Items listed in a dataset
=-=-=-=-=

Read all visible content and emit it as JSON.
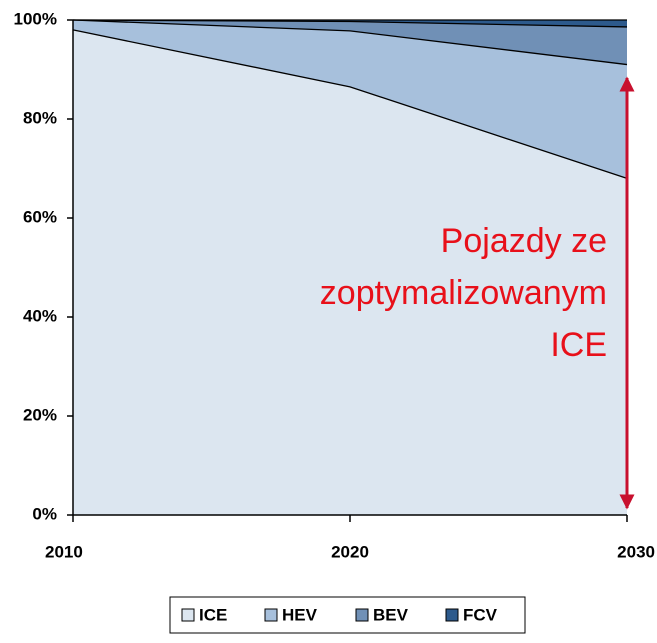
{
  "chart_data": {
    "type": "stacked_area",
    "x": [
      2010,
      2020,
      2030
    ],
    "xlim": [
      2010,
      2030
    ],
    "xticks": [
      2010,
      2020,
      2030
    ],
    "ylim": [
      0,
      100
    ],
    "yticks": [
      {
        "value": 0,
        "label": "0%"
      },
      {
        "value": 20,
        "label": "20%"
      },
      {
        "value": 40,
        "label": "40%"
      },
      {
        "value": 60,
        "label": "60%"
      },
      {
        "value": 80,
        "label": "80%"
      },
      {
        "value": 100,
        "label": "100%"
      }
    ],
    "series": [
      {
        "name": "ICE",
        "color": "#dce6f0",
        "values": [
          98,
          86.5,
          68
        ]
      },
      {
        "name": "HEV",
        "color": "#a7c0dc",
        "values": [
          2,
          11.3,
          23
        ]
      },
      {
        "name": "BEV",
        "color": "#7090b6",
        "values": [
          0,
          1.9,
          7.6
        ]
      },
      {
        "name": "FCV",
        "color": "#2d5a8c",
        "values": [
          0,
          0.3,
          1.4
        ]
      }
    ],
    "annotation": [
      "Pojazdy ze",
      "zoptymalizowanym",
      "ICE"
    ],
    "legend": "bottom"
  }
}
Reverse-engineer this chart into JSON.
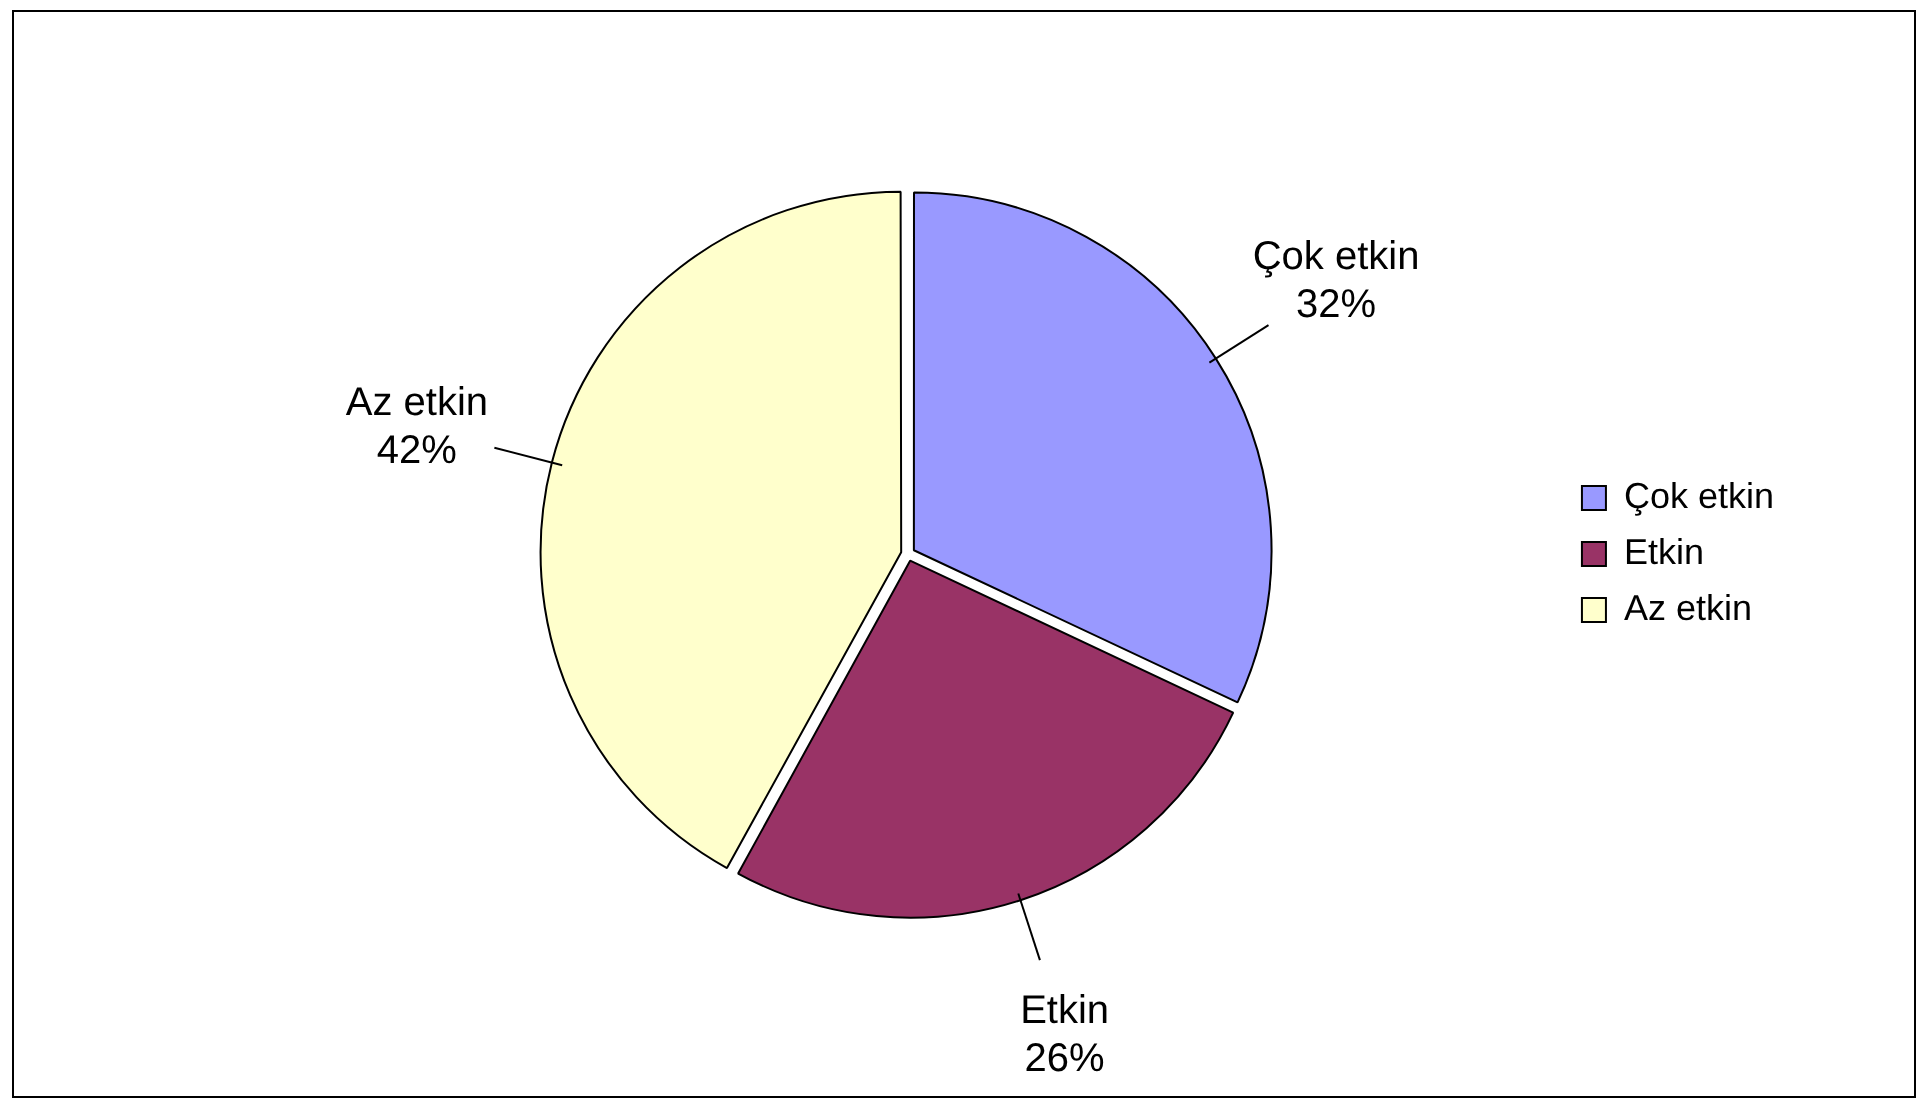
{
  "chart_data": {
    "type": "pie",
    "categories": [
      "Çok etkin",
      "Etkin",
      "Az etkin"
    ],
    "values": [
      32,
      26,
      42
    ],
    "colors": [
      "#9999ff",
      "#993366",
      "#ffffcc"
    ],
    "value_labels": [
      "32%",
      "26%",
      "42%"
    ],
    "legend": "right"
  }
}
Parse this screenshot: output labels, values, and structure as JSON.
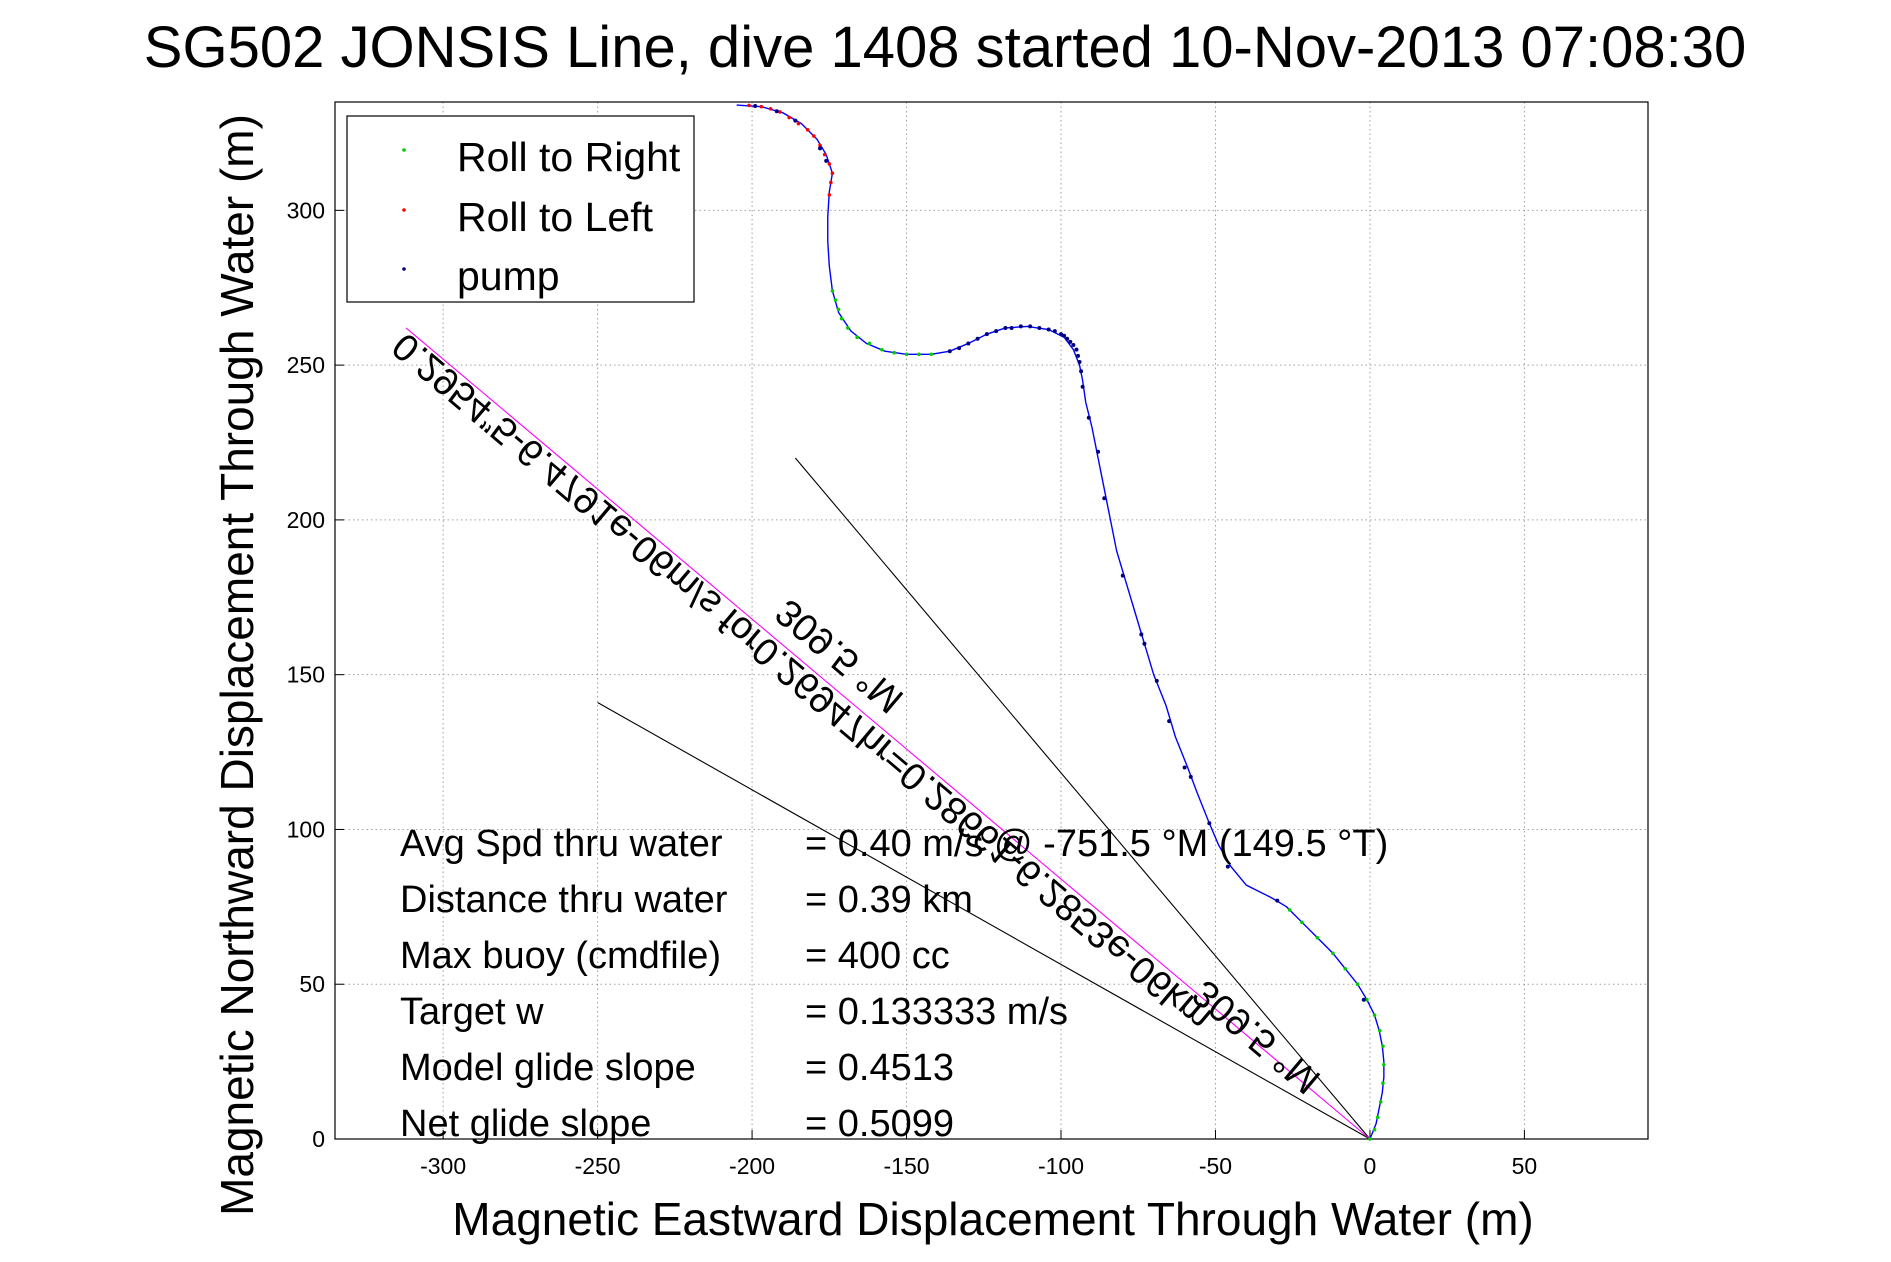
{
  "chart_data": {
    "type": "line",
    "title": "SG502 JONSIS Line, dive 1408 started 10-Nov-2013 07:08:30",
    "xlabel": "Magnetic Eastward Displacement Through Water (m)",
    "ylabel": "Magnetic Northward Displacement Through Water (m)",
    "xlim": [
      -335,
      90
    ],
    "ylim": [
      0,
      335
    ],
    "xticks": [
      -300,
      -250,
      -200,
      -150,
      -100,
      -50,
      0,
      50
    ],
    "yticks": [
      0,
      50,
      100,
      150,
      200,
      250,
      300
    ],
    "grid": true,
    "legend_position": "top-left",
    "legend": [
      {
        "label": "Roll to Right",
        "color": "#00cc00"
      },
      {
        "label": "Roll to Left",
        "color": "#ff0000"
      },
      {
        "label": "pump",
        "color": "#000080"
      }
    ],
    "track": {
      "color": "#0000ff",
      "points": [
        [
          0,
          0
        ],
        [
          2,
          5
        ],
        [
          3,
          10
        ],
        [
          4,
          15
        ],
        [
          4.5,
          20
        ],
        [
          4.5,
          25
        ],
        [
          4,
          30
        ],
        [
          3,
          35
        ],
        [
          1.5,
          40
        ],
        [
          -1,
          45
        ],
        [
          -4,
          50
        ],
        [
          -8,
          55
        ],
        [
          -12,
          60
        ],
        [
          -17,
          65
        ],
        [
          -22,
          70
        ],
        [
          -27,
          75
        ],
        [
          -32,
          78
        ],
        [
          -40,
          82
        ],
        [
          -45,
          88
        ],
        [
          -49,
          95
        ],
        [
          -52,
          102
        ],
        [
          -56,
          112
        ],
        [
          -59,
          120
        ],
        [
          -63,
          130
        ],
        [
          -66,
          140
        ],
        [
          -70,
          150
        ],
        [
          -73,
          160
        ],
        [
          -76,
          170
        ],
        [
          -79,
          180
        ],
        [
          -82,
          190
        ],
        [
          -84,
          200
        ],
        [
          -86,
          210
        ],
        [
          -88,
          220
        ],
        [
          -90,
          230
        ],
        [
          -92,
          238
        ],
        [
          -93,
          245
        ],
        [
          -94,
          250
        ],
        [
          -96,
          255
        ],
        [
          -99,
          259
        ],
        [
          -104,
          261.5
        ],
        [
          -111,
          262.5
        ],
        [
          -118,
          262
        ],
        [
          -124,
          260
        ],
        [
          -130,
          257
        ],
        [
          -136,
          254.5
        ],
        [
          -142,
          253.5
        ],
        [
          -150,
          253.5
        ],
        [
          -157,
          254.5
        ],
        [
          -163,
          257
        ],
        [
          -168,
          261
        ],
        [
          -172,
          267
        ],
        [
          -174,
          274
        ],
        [
          -175,
          282
        ],
        [
          -175.5,
          290
        ],
        [
          -175.5,
          298
        ],
        [
          -175,
          306
        ],
        [
          -174,
          312
        ],
        [
          -176,
          318
        ],
        [
          -179,
          323
        ],
        [
          -184,
          328
        ],
        [
          -190,
          331.5
        ],
        [
          -197,
          333.5
        ],
        [
          -205,
          334
        ]
      ]
    },
    "roll_right_points": [
      [
        0,
        0
      ],
      [
        1.5,
        3
      ],
      [
        2.5,
        7
      ],
      [
        3.5,
        12
      ],
      [
        4.2,
        18
      ],
      [
        4.5,
        24
      ],
      [
        4.2,
        30
      ],
      [
        3.2,
        35
      ],
      [
        1.5,
        40
      ],
      [
        -1,
        45
      ],
      [
        -4,
        50
      ],
      [
        -8,
        55
      ],
      [
        -12,
        60
      ],
      [
        -17,
        65
      ],
      [
        -22,
        70
      ],
      [
        -26,
        74
      ],
      [
        -171,
        265
      ],
      [
        -172,
        268
      ],
      [
        -173,
        271
      ],
      [
        -174,
        274
      ],
      [
        -169,
        262
      ],
      [
        -166,
        259
      ],
      [
        -162,
        257
      ],
      [
        -158,
        255
      ],
      [
        -154,
        254
      ],
      [
        -150,
        253.5
      ],
      [
        -146,
        253.5
      ],
      [
        -142,
        253.5
      ]
    ],
    "roll_left_points": [
      [
        -175,
        305
      ],
      [
        -174.5,
        309
      ],
      [
        -174,
        312
      ],
      [
        -175,
        315
      ],
      [
        -176.5,
        318
      ],
      [
        -178,
        321
      ],
      [
        -180,
        324
      ],
      [
        -182,
        326
      ],
      [
        -185,
        328
      ],
      [
        -188,
        330
      ],
      [
        -191,
        331.8
      ],
      [
        -194,
        332.8
      ],
      [
        -197,
        333.5
      ],
      [
        -201,
        333.9
      ]
    ],
    "pump_points": [
      [
        -2,
        45
      ],
      [
        -30,
        77
      ],
      [
        -46,
        88
      ],
      [
        -52,
        102
      ],
      [
        -58,
        117
      ],
      [
        -60,
        120
      ],
      [
        -65,
        135
      ],
      [
        -69,
        148
      ],
      [
        -73,
        160
      ],
      [
        -74,
        163
      ],
      [
        -80,
        182
      ],
      [
        -86,
        207
      ],
      [
        -88,
        222
      ],
      [
        -91,
        233
      ],
      [
        -93,
        243
      ],
      [
        -93.5,
        248
      ],
      [
        -94,
        251
      ],
      [
        -94.5,
        253
      ],
      [
        -95,
        255
      ],
      [
        -96,
        256.5
      ],
      [
        -97,
        257.5
      ],
      [
        -98,
        258.5
      ],
      [
        -99,
        259.5
      ],
      [
        -100,
        260
      ],
      [
        -102,
        261
      ],
      [
        -104,
        261.5
      ],
      [
        -107,
        262
      ],
      [
        -110,
        262.5
      ],
      [
        -113,
        262.5
      ],
      [
        -116,
        262
      ],
      [
        -118,
        262
      ],
      [
        -121,
        261
      ],
      [
        -124,
        260
      ],
      [
        -127,
        258.5
      ],
      [
        -130,
        257
      ],
      [
        -133,
        255.5
      ],
      [
        -136,
        254.5
      ],
      [
        -176,
        316
      ],
      [
        -178,
        320
      ],
      [
        -186,
        329
      ],
      [
        -192,
        332
      ],
      [
        -199,
        333.7
      ]
    ],
    "straight_lines": [
      {
        "name": "glide-1",
        "color": "#000000",
        "from": [
          0,
          0
        ],
        "to": [
          -186,
          220
        ]
      },
      {
        "name": "glide-2",
        "color": "#000000",
        "from": [
          0,
          0
        ],
        "to": [
          -250,
          141
        ]
      },
      {
        "name": "current",
        "color": "#ff00ff",
        "from": [
          0,
          0
        ],
        "to": [
          -312,
          262
        ]
      }
    ],
    "annotations": [
      {
        "text": "0.2954”5-6.4791e-06m/s for0.26947hr=0.28661-6.2853e-06km",
        "x": -312,
        "y": 261,
        "angle": 40.2
      },
      {
        "text": "309.5 °M",
        "x": -188,
        "y": 175,
        "angle": 40.2
      },
      {
        "text": "309.5 °M",
        "x": -53,
        "y": 52,
        "angle": 40.2
      }
    ],
    "stats": [
      {
        "label": "Avg Spd thru water",
        "value": "=  0.40 m/s @ -751.5 °M (149.5 °T)"
      },
      {
        "label": "Distance thru water",
        "value": "=  0.39 km"
      },
      {
        "label": "Max buoy (cmdfile)",
        "value": "= 400 cc"
      },
      {
        "label": "Target w",
        "value": "= 0.133333 m/s"
      },
      {
        "label": "Model glide slope",
        "value": "= 0.4513"
      },
      {
        "label": "Net glide slope",
        "value": "= 0.5099"
      }
    ]
  }
}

=-=-=-=-=

Using the listing above, locate the lines that hold "type" and copy each one.

**Finished exercise:**
    "type": "stacked_area",
    "type": "pie",
    "type": "line",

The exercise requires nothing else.